STATED EXERCISE
Going through the material below, please gather all lines with the word "compétence" in them.

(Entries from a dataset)
◆ ◆ ◆
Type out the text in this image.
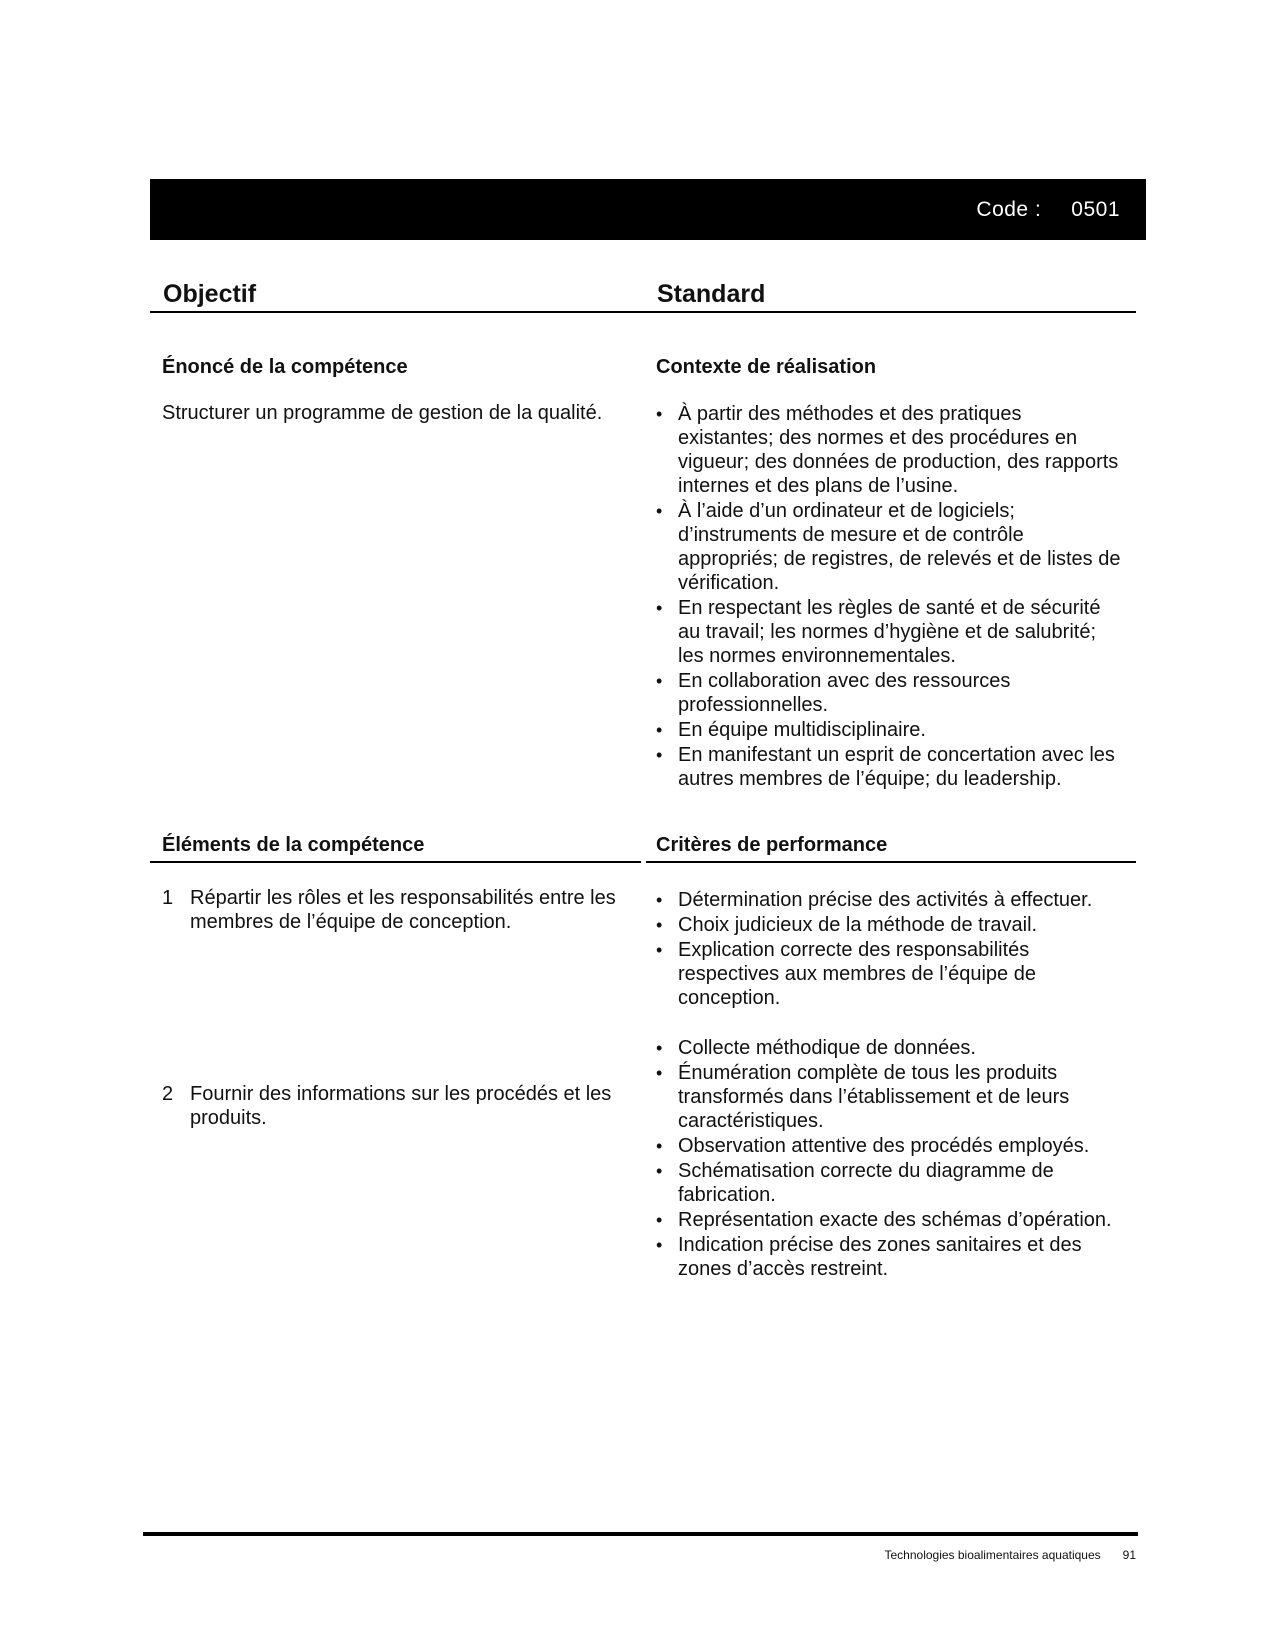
Code : 0501
Objectif	Standard
Énoncé de la compétence
Structurer un programme de gestion de la qualité.
Contexte de réalisation
• À partir des méthodes et des pratiques existantes; des normes et des procédures en vigueur; des données de production, des rapports internes et des plans de l’usine.
• À l’aide d’un ordinateur et de logiciels; d’instruments de mesure et de contrôle appropriés; de registres, de relevés et de listes de vérification.
• En respectant les règles de santé et de sécurité au travail; les normes d’hygiène et de salubrité; les normes environnementales.
• En collaboration avec des ressources professionnelles.
• En équipe multidisciplinaire.
• En manifestant un esprit de concertation avec les autres membres de l’équipe; du leadership.
Éléments de la compétence	Critères de performance
1 Répartir les rôles et les responsabilités entre les membres de l’équipe de conception.
• Détermination précise des activités à effectuer.
• Choix judicieux de la méthode de travail.
• Explication correcte des responsabilités respectives aux membres de l’équipe de conception.
2 Fournir des informations sur les procédés et les produits.
• Collecte méthodique de données.
• Énumération complète de tous les produits transformés dans l’établissement et de leurs caractéristiques.
• Observation attentive des procédés employés.
• Schématisation correcte du diagramme de fabrication.
• Représentation exacte des schémas d’opération.
• Indication précise des zones sanitaires et des zones d’accès restreint.
Technologies bioalimentaires aquatiques 91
◆ ◆ ◆
FINISHED EXERCISE
Énoncé de la compétence
Éléments de la compétence	Critères de performance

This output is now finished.